## BEGIN Records to use

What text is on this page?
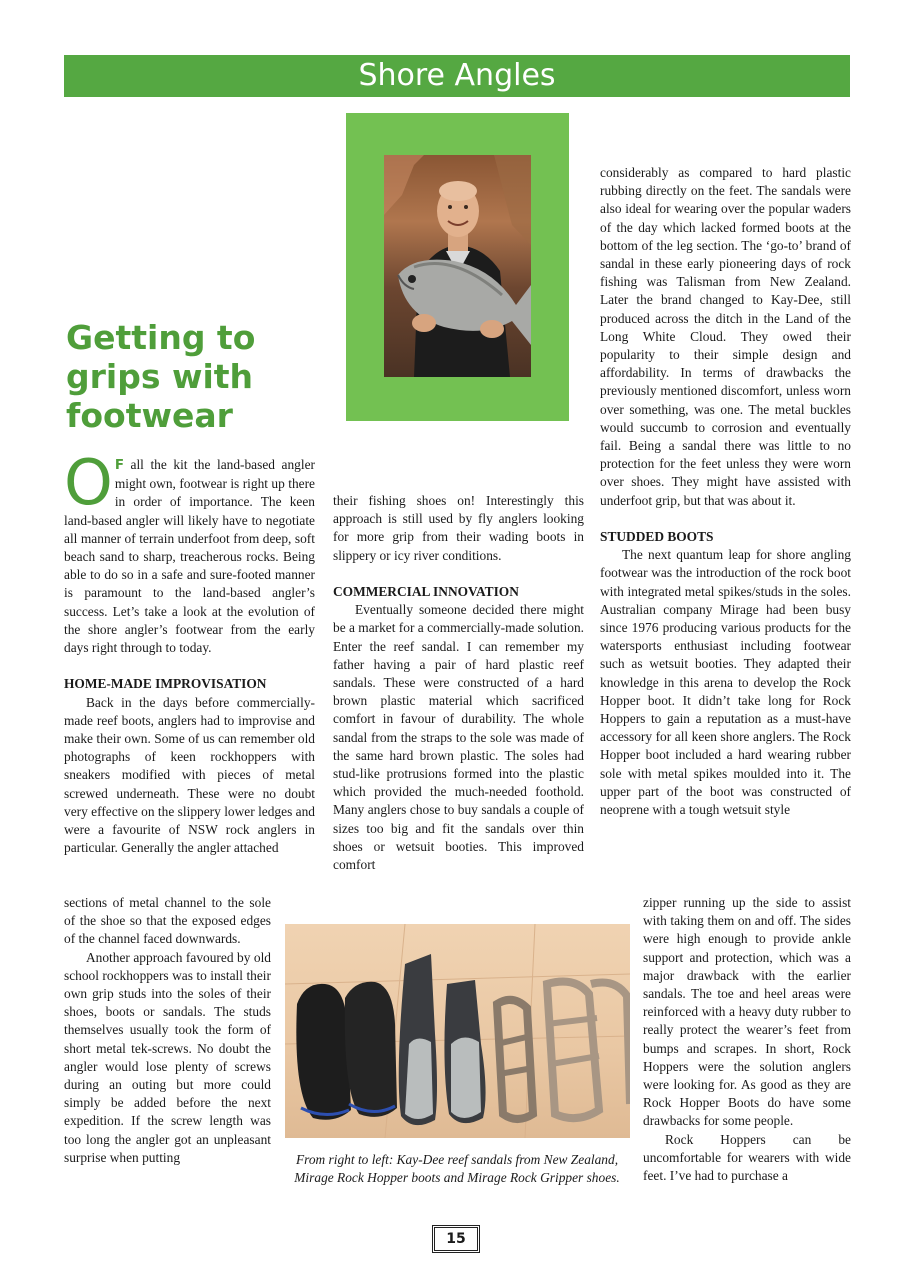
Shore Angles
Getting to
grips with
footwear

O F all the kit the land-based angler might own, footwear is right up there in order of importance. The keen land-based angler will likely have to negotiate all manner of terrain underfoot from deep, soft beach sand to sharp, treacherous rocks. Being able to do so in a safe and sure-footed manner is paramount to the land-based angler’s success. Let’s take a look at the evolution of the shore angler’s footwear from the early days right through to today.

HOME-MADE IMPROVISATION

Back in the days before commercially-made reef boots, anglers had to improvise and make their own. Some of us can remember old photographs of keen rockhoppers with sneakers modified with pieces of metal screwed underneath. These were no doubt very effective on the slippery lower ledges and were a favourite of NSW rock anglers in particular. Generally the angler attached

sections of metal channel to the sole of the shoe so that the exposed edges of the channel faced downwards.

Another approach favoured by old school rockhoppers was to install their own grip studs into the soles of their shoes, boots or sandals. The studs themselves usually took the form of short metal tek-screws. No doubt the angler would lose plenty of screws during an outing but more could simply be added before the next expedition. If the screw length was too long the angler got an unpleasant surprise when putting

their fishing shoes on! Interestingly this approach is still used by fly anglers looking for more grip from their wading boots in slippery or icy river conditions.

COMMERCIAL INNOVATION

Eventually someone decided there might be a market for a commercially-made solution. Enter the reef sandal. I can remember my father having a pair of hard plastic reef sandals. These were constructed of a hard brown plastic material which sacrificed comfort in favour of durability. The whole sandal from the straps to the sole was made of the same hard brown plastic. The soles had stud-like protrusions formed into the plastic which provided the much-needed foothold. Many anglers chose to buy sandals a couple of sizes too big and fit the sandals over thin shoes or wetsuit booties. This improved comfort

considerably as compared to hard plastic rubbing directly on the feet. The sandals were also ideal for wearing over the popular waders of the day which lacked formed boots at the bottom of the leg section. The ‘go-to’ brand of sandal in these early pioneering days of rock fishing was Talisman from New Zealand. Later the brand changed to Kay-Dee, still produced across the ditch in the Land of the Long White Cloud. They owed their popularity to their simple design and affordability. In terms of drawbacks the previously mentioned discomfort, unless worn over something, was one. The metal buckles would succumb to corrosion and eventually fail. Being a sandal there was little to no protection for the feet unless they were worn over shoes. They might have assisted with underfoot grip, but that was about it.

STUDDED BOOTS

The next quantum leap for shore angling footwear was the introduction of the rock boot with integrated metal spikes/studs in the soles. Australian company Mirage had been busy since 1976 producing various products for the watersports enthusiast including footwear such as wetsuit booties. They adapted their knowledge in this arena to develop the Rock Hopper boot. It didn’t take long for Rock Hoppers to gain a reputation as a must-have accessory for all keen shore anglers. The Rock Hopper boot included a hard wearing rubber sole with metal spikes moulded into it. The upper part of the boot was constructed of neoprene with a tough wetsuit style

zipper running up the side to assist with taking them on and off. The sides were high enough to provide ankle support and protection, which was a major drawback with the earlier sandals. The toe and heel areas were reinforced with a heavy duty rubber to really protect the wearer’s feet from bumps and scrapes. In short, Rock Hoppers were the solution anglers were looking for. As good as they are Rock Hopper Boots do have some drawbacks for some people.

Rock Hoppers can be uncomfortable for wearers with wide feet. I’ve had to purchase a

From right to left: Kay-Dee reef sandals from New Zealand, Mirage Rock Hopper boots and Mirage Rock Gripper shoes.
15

## END Records to use

• [Your instructions]:
Select from the material above each line in which the string "constructed" appears, and list those lines.

• [Exercise solution]:
Eventually someone decided there might be a market for a commercially-made solution. Enter the reef sandal. I can remember my father having a pair of hard plastic reef sandals. These were constructed of a hard brown plastic material which sacrificed comfort in favour of durability. The whole sandal from the straps to the sole was made of the same hard brown plastic. The soles had stud-like protrusions formed into the plastic which provided the much-needed foothold. Many anglers chose to buy sandals a couple of sizes too big and fit the sandals over thin shoes or wetsuit booties. This improved comfort
The next quantum leap for shore angling footwear was the introduction of the rock boot with integrated metal spikes/studs in the soles. Australian company Mirage had been busy since 1976 producing various products for the watersports enthusiast including footwear such as wetsuit booties. They adapted their knowledge in this arena to develop the Rock Hopper boot. It didn’t take long for Rock Hoppers to gain a reputation as a must-have accessory for all keen shore anglers. The Rock Hopper boot included a hard wearing rubber sole with metal spikes moulded into it. The upper part of the boot was constructed of neoprene with a tough wetsuit style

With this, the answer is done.